AVAILABLE RECORDS ::
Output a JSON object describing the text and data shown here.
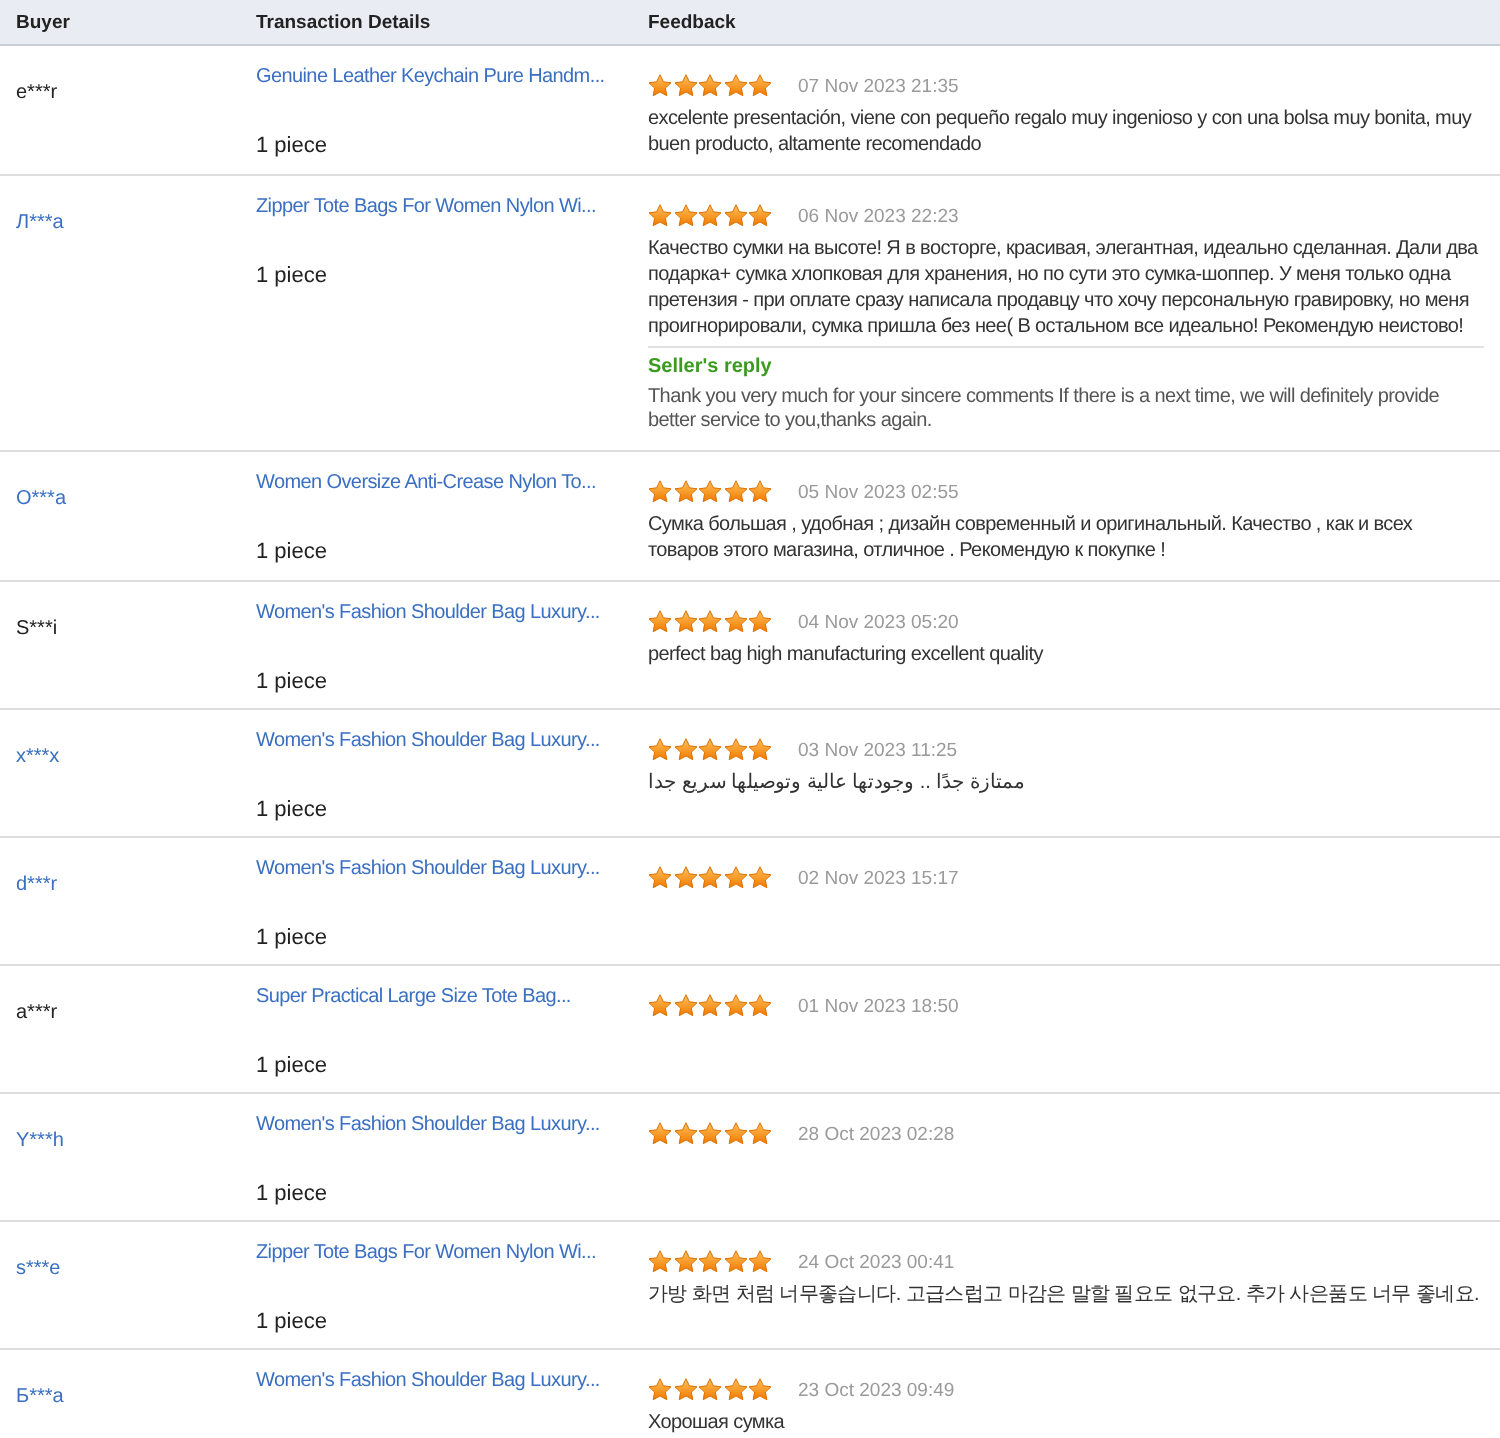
{
  "table": {
    "columns": [
      "Buyer",
      "Transaction Details",
      "Feedback"
    ],
    "rows": [
      {
        "buyer": {
          "name": "e***r",
          "link": false
        },
        "product": "Genuine Leather Keychain Pure Handm...",
        "quantity": "1 piece",
        "stars": 5,
        "date": "07 Nov 2023 21:35",
        "comment": "excelente presentación, viene con pequeño regalo muy ingenioso y con una bolsa muy bonita, muy buen producto, altamente recomendado"
      },
      {
        "buyer": {
          "name": "Л***a",
          "link": true
        },
        "product": "Zipper Tote Bags For Women Nylon Wi...",
        "quantity": "1 piece",
        "stars": 5,
        "date": "06 Nov 2023 22:23",
        "comment": "Качество сумки на высоте! Я в восторге, красивая, элегантная, идеально сделанная. Дали два подарка+ сумка хлопковая для хранения, но по сути это сумка-шоппер. У меня только одна претензия - при оплате сразу написала продавцу что хочу персональную гравировку, но меня проигнорировали, сумка пришла без нее( В остальном все идеально! Рекомендую неистово!",
        "seller_reply": {
          "label": "Seller's reply",
          "text": "Thank you very much for your sincere comments If there is a next time, we will definitely provide better service to you,thanks again."
        }
      },
      {
        "buyer": {
          "name": "O***a",
          "link": true
        },
        "product": "Women Oversize Anti-Crease Nylon To...",
        "quantity": "1 piece",
        "stars": 5,
        "date": "05 Nov 2023 02:55",
        "comment": "Сумка большая , удобная ; дизайн современный и оригинальный. Качество , как и всех товаров этого магазина, отличное . Рекомендую к покупке !"
      },
      {
        "buyer": {
          "name": "S***i",
          "link": false
        },
        "product": "Women's Fashion Shoulder Bag Luxury...",
        "quantity": "1 piece",
        "stars": 5,
        "date": "04 Nov 2023 05:20",
        "comment": "perfect bag high manufacturing excellent quality"
      },
      {
        "buyer": {
          "name": "x***x",
          "link": true
        },
        "product": "Women's Fashion Shoulder Bag Luxury...",
        "quantity": "1 piece",
        "stars": 5,
        "date": "03 Nov 2023 11:25",
        "comment": "ممتازة جدًا .. وجودتها عالية وتوصيلها سريع جدا"
      },
      {
        "buyer": {
          "name": "d***r",
          "link": true
        },
        "product": "Women's Fashion Shoulder Bag Luxury...",
        "quantity": "1 piece",
        "stars": 5,
        "date": "02 Nov 2023 15:17"
      },
      {
        "buyer": {
          "name": "a***r",
          "link": false
        },
        "product": "Super Practical Large Size Tote Bag...",
        "quantity": "1 piece",
        "stars": 5,
        "date": "01 Nov 2023 18:50"
      },
      {
        "buyer": {
          "name": "Y***h",
          "link": true
        },
        "product": "Women's Fashion Shoulder Bag Luxury...",
        "quantity": "1 piece",
        "stars": 5,
        "date": "28 Oct 2023 02:28"
      },
      {
        "buyer": {
          "name": "s***e",
          "link": true
        },
        "product": "Zipper Tote Bags For Women Nylon Wi...",
        "quantity": "1 piece",
        "stars": 5,
        "date": "24 Oct 2023 00:41",
        "comment": "가방 화면 처럼 너무좋습니다. 고급스럽고 마감은 말할 필요도 없구요. 추가 사은품도 너무 좋네요."
      },
      {
        "buyer": {
          "name": "Б***a",
          "link": true
        },
        "product": "Women's Fashion Shoulder Bag Luxury...",
        "stars": 5,
        "date": "23 Oct 2023 09:49",
        "comment": "Хорошая сумка"
      }
    ]
  }
}
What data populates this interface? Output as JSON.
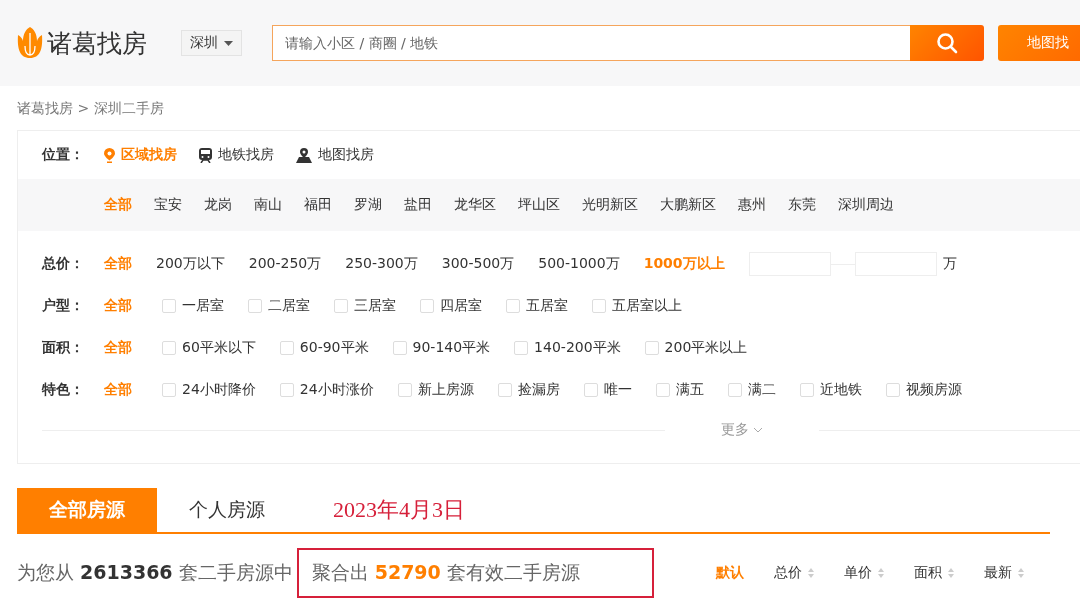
{
  "header": {
    "logo": "诸葛找房",
    "city": "深圳",
    "search": {
      "placeholder": "请输入小区 / 商圈 / 地铁"
    },
    "map_button": "地图找"
  },
  "breadcrumb": "诸葛找房 > 深圳二手房",
  "location": {
    "label": "位置：",
    "modes": [
      {
        "label": "区域找房",
        "kind": "pin",
        "selected": true
      },
      {
        "label": "地铁找房",
        "kind": "subway",
        "selected": false
      },
      {
        "label": "地图找房",
        "kind": "map",
        "selected": false
      }
    ]
  },
  "districts": [
    {
      "label": "全部",
      "selected": true
    },
    {
      "label": "宝安",
      "selected": false
    },
    {
      "label": "龙岗",
      "selected": false
    },
    {
      "label": "南山",
      "selected": false
    },
    {
      "label": "福田",
      "selected": false
    },
    {
      "label": "罗湖",
      "selected": false
    },
    {
      "label": "盐田",
      "selected": false
    },
    {
      "label": "龙华区",
      "selected": false
    },
    {
      "label": "坪山区",
      "selected": false
    },
    {
      "label": "光明新区",
      "selected": false
    },
    {
      "label": "大鹏新区",
      "selected": false
    },
    {
      "label": "惠州",
      "selected": false
    },
    {
      "label": "东莞",
      "selected": false
    },
    {
      "label": "深圳周边",
      "selected": false
    }
  ],
  "filters": [
    {
      "label": "总价：",
      "kind": "links",
      "all": {
        "label": "全部",
        "selected": true
      },
      "range_unit": "万",
      "options": [
        {
          "label": "200万以下",
          "selected": false
        },
        {
          "label": "200-250万",
          "selected": false
        },
        {
          "label": "250-300万",
          "selected": false
        },
        {
          "label": "300-500万",
          "selected": false
        },
        {
          "label": "500-1000万",
          "selected": false
        },
        {
          "label": "1000万以上",
          "selected": true
        }
      ]
    },
    {
      "label": "户型：",
      "kind": "checks",
      "all": {
        "label": "全部",
        "selected": true
      },
      "options": [
        {
          "label": "一居室",
          "checked": false
        },
        {
          "label": "二居室",
          "checked": false
        },
        {
          "label": "三居室",
          "checked": false
        },
        {
          "label": "四居室",
          "checked": false
        },
        {
          "label": "五居室",
          "checked": false
        },
        {
          "label": "五居室以上",
          "checked": false
        }
      ]
    },
    {
      "label": "面积：",
      "kind": "checks",
      "all": {
        "label": "全部",
        "selected": true
      },
      "options": [
        {
          "label": "60平米以下",
          "checked": false
        },
        {
          "label": "60-90平米",
          "checked": false
        },
        {
          "label": "90-140平米",
          "checked": false
        },
        {
          "label": "140-200平米",
          "checked": false
        },
        {
          "label": "200平米以上",
          "checked": false
        }
      ]
    },
    {
      "label": "特色：",
      "kind": "checks",
      "all": {
        "label": "全部",
        "selected": true
      },
      "options": [
        {
          "label": "24小时降价",
          "checked": false
        },
        {
          "label": "24小时涨价",
          "checked": false
        },
        {
          "label": "新上房源",
          "checked": false
        },
        {
          "label": "捡漏房",
          "checked": false
        },
        {
          "label": "唯一",
          "checked": false
        },
        {
          "label": "满五",
          "checked": false
        },
        {
          "label": "满二",
          "checked": false
        },
        {
          "label": "近地铁",
          "checked": false
        },
        {
          "label": "视频房源",
          "checked": false
        }
      ]
    }
  ],
  "more": "更多",
  "tabs": [
    {
      "label": "全部房源",
      "selected": true
    },
    {
      "label": "个人房源",
      "selected": false
    }
  ],
  "annotation_date": "2023年4月3日",
  "summary": {
    "text": "为您从 **2613366** 套二手房源中",
    "highlight": "聚合出 **52790** 套有效二手房源"
  },
  "sort": [
    {
      "label": "默认",
      "selected": true,
      "sortable": false
    },
    {
      "label": "总价",
      "selected": false,
      "sortable": true
    },
    {
      "label": "单价",
      "selected": false,
      "sortable": true
    },
    {
      "label": "面积",
      "selected": false,
      "sortable": true
    },
    {
      "label": "最新",
      "selected": false,
      "sortable": true
    }
  ]
}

TASK OBJECTIVE ::
Transcribe all of the entries word for word, but skip any pictures they contain.

SOLUTION TO THIS PROBLEM ::
Output a JSON object describing the text and data shown here.
{
  "table": {
    "columns": [
      "Buyer",
      "Transaction Details",
      "Feedback"
    ],
    "rows": [
      {
        "buyer": {
          "name": "e***r",
          "link": false
        },
        "product": "Genuine Leather Keychain Pure Handm...",
        "quantity": "1 piece",
        "stars": 5,
        "date": "07 Nov 2023 21:35",
        "comment": "excelente presentación, viene con pequeño regalo muy ingenioso y con una bolsa muy bonita, muy buen producto, altamente recomendado"
      },
      {
        "buyer": {
          "name": "Л***a",
          "link": true
        },
        "product": "Zipper Tote Bags For Women Nylon Wi...",
        "quantity": "1 piece",
        "stars": 5,
        "date": "06 Nov 2023 22:23",
        "comment": "Качество сумки на высоте! Я в восторге, красивая, элегантная, идеально сделанная. Дали два подарка+ сумка хлопковая для хранения, но по сути это сумка-шоппер. У меня только одна претензия - при оплате сразу написала продавцу что хочу персональную гравировку, но меня проигнорировали, сумка пришла без нее( В остальном все идеально! Рекомендую неистово!",
        "seller_reply": {
          "label": "Seller's reply",
          "text": "Thank you very much for your sincere comments If there is a next time, we will definitely provide better service to you,thanks again."
        }
      },
      {
        "buyer": {
          "name": "O***a",
          "link": true
        },
        "product": "Women Oversize Anti-Crease Nylon To...",
        "quantity": "1 piece",
        "stars": 5,
        "date": "05 Nov 2023 02:55",
        "comment": "Сумка большая , удобная ; дизайн современный и оригинальный. Качество , как и всех товаров этого магазина, отличное . Рекомендую к покупке !"
      },
      {
        "buyer": {
          "name": "S***i",
          "link": false
        },
        "product": "Women's Fashion Shoulder Bag Luxury...",
        "quantity": "1 piece",
        "stars": 5,
        "date": "04 Nov 2023 05:20",
        "comment": "perfect bag high manufacturing excellent quality"
      },
      {
        "buyer": {
          "name": "x***x",
          "link": true
        },
        "product": "Women's Fashion Shoulder Bag Luxury...",
        "quantity": "1 piece",
        "stars": 5,
        "date": "03 Nov 2023 11:25",
        "comment": "ممتازة جدًا .. وجودتها عالية وتوصيلها سريع جدا"
      },
      {
        "buyer": {
          "name": "d***r",
          "link": true
        },
        "product": "Women's Fashion Shoulder Bag Luxury...",
        "quantity": "1 piece",
        "stars": 5,
        "date": "02 Nov 2023 15:17"
      },
      {
        "buyer": {
          "name": "a***r",
          "link": false
        },
        "product": "Super Practical Large Size Tote Bag...",
        "quantity": "1 piece",
        "stars": 5,
        "date": "01 Nov 2023 18:50"
      },
      {
        "buyer": {
          "name": "Y***h",
          "link": true
        },
        "product": "Women's Fashion Shoulder Bag Luxury...",
        "quantity": "1 piece",
        "stars": 5,
        "date": "28 Oct 2023 02:28"
      },
      {
        "buyer": {
          "name": "s***e",
          "link": true
        },
        "product": "Zipper Tote Bags For Women Nylon Wi...",
        "quantity": "1 piece",
        "stars": 5,
        "date": "24 Oct 2023 00:41",
        "comment": "가방 화면 처럼 너무좋습니다. 고급스럽고 마감은 말할 필요도 없구요. 추가 사은품도 너무 좋네요."
      },
      {
        "buyer": {
          "name": "Б***a",
          "link": true
        },
        "product": "Women's Fashion Shoulder Bag Luxury...",
        "stars": 5,
        "date": "23 Oct 2023 09:49",
        "comment": "Хорошая сумка"
      }
    ]
  }
}
What data populates this interface? Output as JSON.
{
  "header": {
    "logo": "诸葛找房",
    "city": "深圳",
    "search": {
      "placeholder": "请输入小区 / 商圈 / 地铁"
    },
    "map_button": "地图找"
  },
  "breadcrumb": "诸葛找房 > 深圳二手房",
  "location": {
    "label": "位置：",
    "modes": [
      {
        "label": "区域找房",
        "kind": "pin",
        "selected": true
      },
      {
        "label": "地铁找房",
        "kind": "subway",
        "selected": false
      },
      {
        "label": "地图找房",
        "kind": "map",
        "selected": false
      }
    ]
  },
  "districts": [
    {
      "label": "全部",
      "selected": true
    },
    {
      "label": "宝安",
      "selected": false
    },
    {
      "label": "龙岗",
      "selected": false
    },
    {
      "label": "南山",
      "selected": false
    },
    {
      "label": "福田",
      "selected": false
    },
    {
      "label": "罗湖",
      "selected": false
    },
    {
      "label": "盐田",
      "selected": false
    },
    {
      "label": "龙华区",
      "selected": false
    },
    {
      "label": "坪山区",
      "selected": false
    },
    {
      "label": "光明新区",
      "selected": false
    },
    {
      "label": "大鹏新区",
      "selected": false
    },
    {
      "label": "惠州",
      "selected": false
    },
    {
      "label": "东莞",
      "selected": false
    },
    {
      "label": "深圳周边",
      "selected": false
    }
  ],
  "filters": [
    {
      "label": "总价：",
      "kind": "links",
      "all": {
        "label": "全部",
        "selected": true
      },
      "range_unit": "万",
      "options": [
        {
          "label": "200万以下",
          "selected": false
        },
        {
          "label": "200-250万",
          "selected": false
        },
        {
          "label": "250-300万",
          "selected": false
        },
        {
          "label": "300-500万",
          "selected": false
        },
        {
          "label": "500-1000万",
          "selected": false
        },
        {
          "label": "1000万以上",
          "selected": true
        }
      ]
    },
    {
      "label": "户型：",
      "kind": "checks",
      "all": {
        "label": "全部",
        "selected": true
      },
      "options": [
        {
          "label": "一居室",
          "checked": false
        },
        {
          "label": "二居室",
          "checked": false
        },
        {
          "label": "三居室",
          "checked": false
        },
        {
          "label": "四居室",
          "checked": false
        },
        {
          "label": "五居室",
          "checked": false
        },
        {
          "label": "五居室以上",
          "checked": false
        }
      ]
    },
    {
      "label": "面积：",
      "kind": "checks",
      "all": {
        "label": "全部",
        "selected": true
      },
      "options": [
        {
          "label": "60平米以下",
          "checked": false
        },
        {
          "label": "60-90平米",
          "checked": false
        },
        {
          "label": "90-140平米",
          "checked": false
        },
        {
          "label": "140-200平米",
          "checked": false
        },
        {
          "label": "200平米以上",
          "checked": false
        }
      ]
    },
    {
      "label": "特色：",
      "kind": "checks",
      "all": {
        "label": "全部",
        "selected": true
      },
      "options": [
        {
          "label": "24小时降价",
          "checked": false
        },
        {
          "label": "24小时涨价",
          "checked": false
        },
        {
          "label": "新上房源",
          "checked": false
        },
        {
          "label": "捡漏房",
          "checked": false
        },
        {
          "label": "唯一",
          "checked": false
        },
        {
          "label": "满五",
          "checked": false
        },
        {
          "label": "满二",
          "checked": false
        },
        {
          "label": "近地铁",
          "checked": false
        },
        {
          "label": "视频房源",
          "checked": false
        }
      ]
    }
  ],
  "more": "更多",
  "tabs": [
    {
      "label": "全部房源",
      "selected": true
    },
    {
      "label": "个人房源",
      "selected": false
    }
  ],
  "annotation_date": "2023年4月3日",
  "summary": {
    "text": "为您从 **2613366** 套二手房源中",
    "highlight": "聚合出 **52790** 套有效二手房源"
  },
  "sort": [
    {
      "label": "默认",
      "selected": true,
      "sortable": false
    },
    {
      "label": "总价",
      "selected": false,
      "sortable": true
    },
    {
      "label": "单价",
      "selected": false,
      "sortable": true
    },
    {
      "label": "面积",
      "selected": false,
      "sortable": true
    },
    {
      "label": "最新",
      "selected": false,
      "sortable": true
    }
  ]
}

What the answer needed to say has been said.